> [TEXT PROVIDED]:
——
Influence of cation type on chloride binding and phase assemblage evolution in saturated concrete: A reactive transport approach

Chloride-induced corrosion remains one of the main durability concerns for reinforced concrete exposed to marine or de-icing environments. Conventional diffusion-based models often neglect the chemical form of chloride and the role of counter-cations in altering hydrated cement. In practice, chloride transport is a reactive process controlled by simultaneous diffusion, binding, dissolution/precipitation, and pH buffering within the evolving cement matrix. This study investigates how different cations Na⁺, K⁺, Ca²⁺, and Mg²⁺ affect chloride ingress, binding, and hydrate stability in saturated concrete. A reactive transport model is developed that couples diffusion, aqueous speciation, mineral equilibrium, kinetic reactions, and surface complexation on C-S-H. The simulations reproduce and extend the experimental results of literature for four boundary solutions: 0.5 mol/l NaCl, 0.5 mol/l KCl, 0.25 mol/l CaCl₂, and 0.25 mol/l MgCl₂, over exposure periods up to ten years in saturated concrete. Under NaCl and KCl, the pore network remains stable, alkalinity is maintained, and binding is moderate producing deep free-chloride penetration. Under CaCl₂ and MgCl₂, strong near-surface reactions occur: AFm phases convert into Kuzel-type compounds, and portlandite dissolution with C-S-H decalcification produces brucite or M-S-H. These transformations trap chloride near the surface, limit transport, and reduce pH in the outer zone. Consequently, monovalent salts lead to transport-controlled ingress, while divalent salts cause binding/microstructure-controlled accumulation. Reliable prediction of corrosion risk requires evaluating free chloride, total chloride, and alkalinity together. Reactive transport modeling thus provides a physically consistent and predictive framework for performance-based durability design of concrete under diverse chloride environments.
——
> [DATA PROVIDED]:

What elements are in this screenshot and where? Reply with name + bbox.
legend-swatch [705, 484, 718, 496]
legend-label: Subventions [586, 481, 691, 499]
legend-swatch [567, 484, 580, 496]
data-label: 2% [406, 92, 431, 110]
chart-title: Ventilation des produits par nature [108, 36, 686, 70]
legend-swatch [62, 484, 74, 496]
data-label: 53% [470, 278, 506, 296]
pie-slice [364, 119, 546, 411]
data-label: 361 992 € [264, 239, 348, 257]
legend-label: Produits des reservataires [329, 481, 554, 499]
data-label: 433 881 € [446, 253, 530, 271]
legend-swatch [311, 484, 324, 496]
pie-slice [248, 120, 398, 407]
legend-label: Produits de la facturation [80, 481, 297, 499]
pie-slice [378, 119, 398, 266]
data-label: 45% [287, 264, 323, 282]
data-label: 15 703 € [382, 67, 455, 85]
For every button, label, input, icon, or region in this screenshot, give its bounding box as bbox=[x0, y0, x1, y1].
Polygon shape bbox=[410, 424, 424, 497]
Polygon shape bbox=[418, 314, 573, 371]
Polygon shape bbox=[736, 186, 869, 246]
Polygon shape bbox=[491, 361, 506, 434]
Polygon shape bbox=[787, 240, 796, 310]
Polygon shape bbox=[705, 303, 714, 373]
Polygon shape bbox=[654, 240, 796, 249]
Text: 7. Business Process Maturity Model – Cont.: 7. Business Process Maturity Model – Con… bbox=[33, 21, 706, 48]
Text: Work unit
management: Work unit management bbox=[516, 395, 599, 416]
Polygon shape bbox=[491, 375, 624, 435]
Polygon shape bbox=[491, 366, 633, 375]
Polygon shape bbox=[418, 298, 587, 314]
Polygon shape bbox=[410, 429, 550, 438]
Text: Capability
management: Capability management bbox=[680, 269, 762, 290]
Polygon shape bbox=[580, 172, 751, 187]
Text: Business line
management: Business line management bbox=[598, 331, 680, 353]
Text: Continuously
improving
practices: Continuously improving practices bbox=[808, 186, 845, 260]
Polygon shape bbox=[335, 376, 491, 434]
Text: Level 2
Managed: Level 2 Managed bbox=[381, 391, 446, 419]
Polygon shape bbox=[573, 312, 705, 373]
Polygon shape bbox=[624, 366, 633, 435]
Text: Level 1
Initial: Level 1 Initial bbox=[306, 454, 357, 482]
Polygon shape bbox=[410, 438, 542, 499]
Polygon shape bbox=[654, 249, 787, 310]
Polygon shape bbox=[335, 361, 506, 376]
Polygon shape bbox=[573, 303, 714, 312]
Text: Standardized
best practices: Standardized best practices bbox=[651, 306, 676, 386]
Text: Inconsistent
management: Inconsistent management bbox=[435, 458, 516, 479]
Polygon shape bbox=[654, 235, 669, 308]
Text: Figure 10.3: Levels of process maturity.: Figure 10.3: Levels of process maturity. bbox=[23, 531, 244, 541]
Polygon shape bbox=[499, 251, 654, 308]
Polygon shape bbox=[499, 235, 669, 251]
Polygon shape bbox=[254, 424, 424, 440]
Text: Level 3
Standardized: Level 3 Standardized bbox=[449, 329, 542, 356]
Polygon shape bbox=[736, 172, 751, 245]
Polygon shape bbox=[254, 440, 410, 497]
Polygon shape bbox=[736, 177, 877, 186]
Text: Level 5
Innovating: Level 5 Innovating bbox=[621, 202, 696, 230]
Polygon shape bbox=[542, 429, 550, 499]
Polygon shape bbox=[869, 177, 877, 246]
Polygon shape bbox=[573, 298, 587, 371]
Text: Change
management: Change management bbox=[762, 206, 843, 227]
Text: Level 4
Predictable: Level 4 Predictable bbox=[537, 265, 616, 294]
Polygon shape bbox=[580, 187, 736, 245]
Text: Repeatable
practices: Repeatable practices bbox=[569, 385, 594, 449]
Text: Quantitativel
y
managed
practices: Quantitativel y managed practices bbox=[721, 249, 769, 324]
——
Answer these questions using the text on chloride binding in concrete:
1. Which four cations does the study investigate?
2. At what concentration was the CaCl₂ boundary solution used?
3. Under CaCl₂ and MgCl₂, what do AFm phases convert into?

> [PROBLEM SOLUTION]:
1. Na⁺, K⁺, Ca²⁺, and Mg²⁺
2. 0.25 mol/l
3. Kuzel-type compounds